PROBLEM TO WORK ON: Quote the records below in full, exactly as given, with the images taken out.

INFORMATION PROVIDED:
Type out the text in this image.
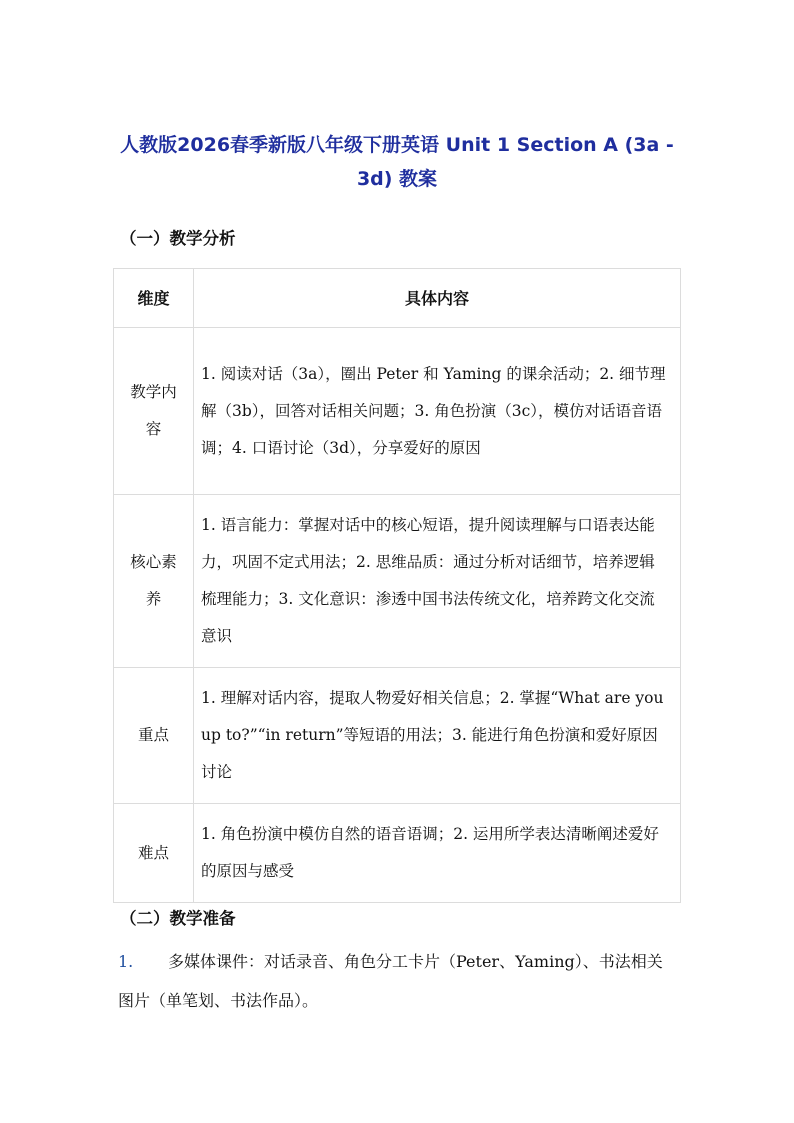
人教版2026春季新版八年级下册英语 Unit 1 Section A (3a - 3d) 教案
（一）教学分析
维度	具体内容
教学内容	1. 阅读对话（3a），圈出 Peter 和 Yaming 的课余活动；2. 细节理解（3b），回答对话相关问题；3. 角色扮演（3c），模仿对话语音语调；4. 口语讨论（3d），分享爱好的原因
核心素养	1. 语言能力：掌握对话中的核心短语，提升阅读理解与口语表达能力，巩固不定式用法；2. 思维品质：通过分析对话细节，培养逻辑梳理能力；3. 文化意识：渗透中国书法传统文化，培养跨文化交流意识
重点	1. 理解对话内容，提取人物爱好相关信息；2. 掌握“What are you up to?”“in return”等短语的用法；3. 能进行角色扮演和爱好原因讨论
难点	1. 角色扮演中模仿自然的语音语调；2. 运用所学表达清晰阐述爱好的原因与感受
（二）教学准备

1. 多媒体课件：对话录音、角色分工卡片（Peter、Yaming）、书法相关图片（单笔划、书法作品）。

SOLUTION FOR THIS TASK:
Type out the text in this image.
人教版2026春季新版八年级下册英语 Unit 1 Section A (3a - 3d) 教案
（一）教学分析
维度	具体内容
教学内容	1. 阅读对话（3a），圈出 Peter 和 Yaming 的课余活动；2. 细节理解（3b），回答对话相关问题；3. 角色扮演（3c），模仿对话语音语调；4. 口语讨论（3d），分享爱好的原因
核心素养	1. 语言能力：掌握对话中的核心短语，提升阅读理解与口语表达能力，巩固不定式用法；2. 思维品质：通过分析对话细节，培养逻辑梳理能力；3. 文化意识：渗透中国书法传统文化，培养跨文化交流意识
重点	1. 理解对话内容，提取人物爱好相关信息；2. 掌握“What are you up to?”“in return”等短语的用法；3. 能进行角色扮演和爱好原因讨论
难点	1. 角色扮演中模仿自然的语音语调；2. 运用所学表达清晰阐述爱好的原因与感受
（二）教学准备

1. 多媒体课件：对话录音、角色分工卡片（Peter、Yaming）、书法相关图片（单笔划、书法作品）。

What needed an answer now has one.